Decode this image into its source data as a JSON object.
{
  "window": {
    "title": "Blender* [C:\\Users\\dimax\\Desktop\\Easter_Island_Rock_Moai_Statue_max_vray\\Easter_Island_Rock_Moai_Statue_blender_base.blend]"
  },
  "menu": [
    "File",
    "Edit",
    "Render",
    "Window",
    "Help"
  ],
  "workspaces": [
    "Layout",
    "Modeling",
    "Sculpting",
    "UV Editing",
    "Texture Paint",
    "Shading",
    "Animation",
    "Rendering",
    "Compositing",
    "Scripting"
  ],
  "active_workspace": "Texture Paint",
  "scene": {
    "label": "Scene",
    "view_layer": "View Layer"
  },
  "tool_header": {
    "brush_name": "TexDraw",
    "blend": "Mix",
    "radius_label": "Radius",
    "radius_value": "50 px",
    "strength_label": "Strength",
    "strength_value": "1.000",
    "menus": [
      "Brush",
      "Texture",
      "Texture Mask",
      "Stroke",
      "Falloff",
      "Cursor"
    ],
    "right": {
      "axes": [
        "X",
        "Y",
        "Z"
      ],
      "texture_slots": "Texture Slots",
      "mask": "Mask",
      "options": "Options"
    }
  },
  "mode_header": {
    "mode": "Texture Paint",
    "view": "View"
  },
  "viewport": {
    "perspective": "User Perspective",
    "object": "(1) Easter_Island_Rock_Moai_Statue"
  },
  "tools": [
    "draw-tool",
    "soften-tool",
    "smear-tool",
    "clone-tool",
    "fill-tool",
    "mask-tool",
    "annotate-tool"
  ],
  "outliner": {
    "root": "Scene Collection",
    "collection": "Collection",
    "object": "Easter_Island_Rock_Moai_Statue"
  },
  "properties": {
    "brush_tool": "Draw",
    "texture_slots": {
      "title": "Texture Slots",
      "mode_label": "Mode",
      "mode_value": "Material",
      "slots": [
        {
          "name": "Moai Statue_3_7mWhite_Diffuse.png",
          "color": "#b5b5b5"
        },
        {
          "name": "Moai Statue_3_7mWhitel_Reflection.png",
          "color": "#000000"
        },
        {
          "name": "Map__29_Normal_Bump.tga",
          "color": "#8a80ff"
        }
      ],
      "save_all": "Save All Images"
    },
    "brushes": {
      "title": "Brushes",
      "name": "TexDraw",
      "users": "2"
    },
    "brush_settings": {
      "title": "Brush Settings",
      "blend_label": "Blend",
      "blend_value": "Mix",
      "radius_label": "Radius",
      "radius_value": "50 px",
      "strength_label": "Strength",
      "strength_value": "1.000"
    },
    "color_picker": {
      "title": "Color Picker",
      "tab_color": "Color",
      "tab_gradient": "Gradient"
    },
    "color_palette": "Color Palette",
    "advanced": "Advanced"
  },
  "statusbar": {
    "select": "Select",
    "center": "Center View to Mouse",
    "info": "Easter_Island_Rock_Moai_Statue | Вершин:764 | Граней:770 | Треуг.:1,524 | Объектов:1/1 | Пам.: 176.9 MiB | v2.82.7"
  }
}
━━━
# Exercise instructions
Please set down all the data word for word.

# Result
Decode this image into its source data as a JSON object.
{
  "window": {
    "title": "Blender* [C:\\Users\\dimax\\Desktop\\Easter_Island_Rock_Moai_Statue_max_vray\\Easter_Island_Rock_Moai_Statue_blender_base.blend]"
  },
  "menu": [
    "File",
    "Edit",
    "Render",
    "Window",
    "Help"
  ],
  "workspaces": [
    "Layout",
    "Modeling",
    "Sculpting",
    "UV Editing",
    "Texture Paint",
    "Shading",
    "Animation",
    "Rendering",
    "Compositing",
    "Scripting"
  ],
  "active_workspace": "Texture Paint",
  "scene": {
    "label": "Scene",
    "view_layer": "View Layer"
  },
  "tool_header": {
    "brush_name": "TexDraw",
    "blend": "Mix",
    "radius_label": "Radius",
    "radius_value": "50 px",
    "strength_label": "Strength",
    "strength_value": "1.000",
    "menus": [
      "Brush",
      "Texture",
      "Texture Mask",
      "Stroke",
      "Falloff",
      "Cursor"
    ],
    "right": {
      "axes": [
        "X",
        "Y",
        "Z"
      ],
      "texture_slots": "Texture Slots",
      "mask": "Mask",
      "options": "Options"
    }
  },
  "mode_header": {
    "mode": "Texture Paint",
    "view": "View"
  },
  "viewport": {
    "perspective": "User Perspective",
    "object": "(1) Easter_Island_Rock_Moai_Statue"
  },
  "tools": [
    "draw-tool",
    "soften-tool",
    "smear-tool",
    "clone-tool",
    "fill-tool",
    "mask-tool",
    "annotate-tool"
  ],
  "outliner": {
    "root": "Scene Collection",
    "collection": "Collection",
    "object": "Easter_Island_Rock_Moai_Statue"
  },
  "properties": {
    "brush_tool": "Draw",
    "texture_slots": {
      "title": "Texture Slots",
      "mode_label": "Mode",
      "mode_value": "Material",
      "slots": [
        {
          "name": "Moai Statue_3_7mWhite_Diffuse.png",
          "color": "#b5b5b5"
        },
        {
          "name": "Moai Statue_3_7mWhitel_Reflection.png",
          "color": "#000000"
        },
        {
          "name": "Map__29_Normal_Bump.tga",
          "color": "#8a80ff"
        }
      ],
      "save_all": "Save All Images"
    },
    "brushes": {
      "title": "Brushes",
      "name": "TexDraw",
      "users": "2"
    },
    "brush_settings": {
      "title": "Brush Settings",
      "blend_label": "Blend",
      "blend_value": "Mix",
      "radius_label": "Radius",
      "radius_value": "50 px",
      "strength_label": "Strength",
      "strength_value": "1.000"
    },
    "color_picker": {
      "title": "Color Picker",
      "tab_color": "Color",
      "tab_gradient": "Gradient"
    },
    "color_palette": "Color Palette",
    "advanced": "Advanced"
  },
  "statusbar": {
    "select": "Select",
    "center": "Center View to Mouse",
    "info": "Easter_Island_Rock_Moai_Statue | Вершин:764 | Граней:770 | Треуг.:1,524 | Объектов:1/1 | Пам.: 176.9 MiB | v2.82.7"
  }
}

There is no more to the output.